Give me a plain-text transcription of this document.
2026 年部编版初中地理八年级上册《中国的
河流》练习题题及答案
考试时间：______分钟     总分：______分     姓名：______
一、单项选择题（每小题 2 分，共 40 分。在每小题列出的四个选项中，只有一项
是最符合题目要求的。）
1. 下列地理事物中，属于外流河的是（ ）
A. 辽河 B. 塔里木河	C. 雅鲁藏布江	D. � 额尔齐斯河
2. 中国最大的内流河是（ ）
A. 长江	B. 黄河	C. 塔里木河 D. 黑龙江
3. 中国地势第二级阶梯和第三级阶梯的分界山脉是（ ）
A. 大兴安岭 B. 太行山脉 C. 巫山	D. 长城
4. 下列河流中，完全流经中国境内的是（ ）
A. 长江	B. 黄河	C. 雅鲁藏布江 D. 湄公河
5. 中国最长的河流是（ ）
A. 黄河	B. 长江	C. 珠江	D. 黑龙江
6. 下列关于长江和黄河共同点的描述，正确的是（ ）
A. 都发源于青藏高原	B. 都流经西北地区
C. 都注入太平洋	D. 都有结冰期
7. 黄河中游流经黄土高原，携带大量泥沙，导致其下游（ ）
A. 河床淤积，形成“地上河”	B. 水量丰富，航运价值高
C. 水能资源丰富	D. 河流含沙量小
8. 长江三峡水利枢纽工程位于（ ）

● ● ● ● ● ● ●

All of the records must be retyped exactly as they are.

§ RESULT:
Give me a plain-text transcription of this document.
2026 年部编版初中地理八年级上册《中国的
河流》练习题题及答案
考试时间：______分钟     总分：______分     姓名：______
一、单项选择题（每小题 2 分，共 40 分。在每小题列出的四个选项中，只有一项
是最符合题目要求的。）
1. 下列地理事物中，属于外流河的是（ ）
A. 辽河 B. 塔里木河	C. 雅鲁藏布江	D. � 额尔齐斯河
2. 中国最大的内流河是（ ）
A. 长江	B. 黄河	C. 塔里木河 D. 黑龙江
3. 中国地势第二级阶梯和第三级阶梯的分界山脉是（ ）
A. 大兴安岭 B. 太行山脉 C. 巫山	D. 长城
4. 下列河流中，完全流经中国境内的是（ ）
A. 长江	B. 黄河	C. 雅鲁藏布江 D. 湄公河
5. 中国最长的河流是（ ）
A. 黄河	B. 长江	C. 珠江	D. 黑龙江
6. 下列关于长江和黄河共同点的描述，正确的是（ ）
A. 都发源于青藏高原	B. 都流经西北地区
C. 都注入太平洋	D. 都有结冰期
7. 黄河中游流经黄土高原，携带大量泥沙，导致其下游（ ）
A. 河床淤积，形成“地上河”	B. 水量丰富，航运价值高
C. 水能资源丰富	D. 河流含沙量小
8. 长江三峡水利枢纽工程位于（ ）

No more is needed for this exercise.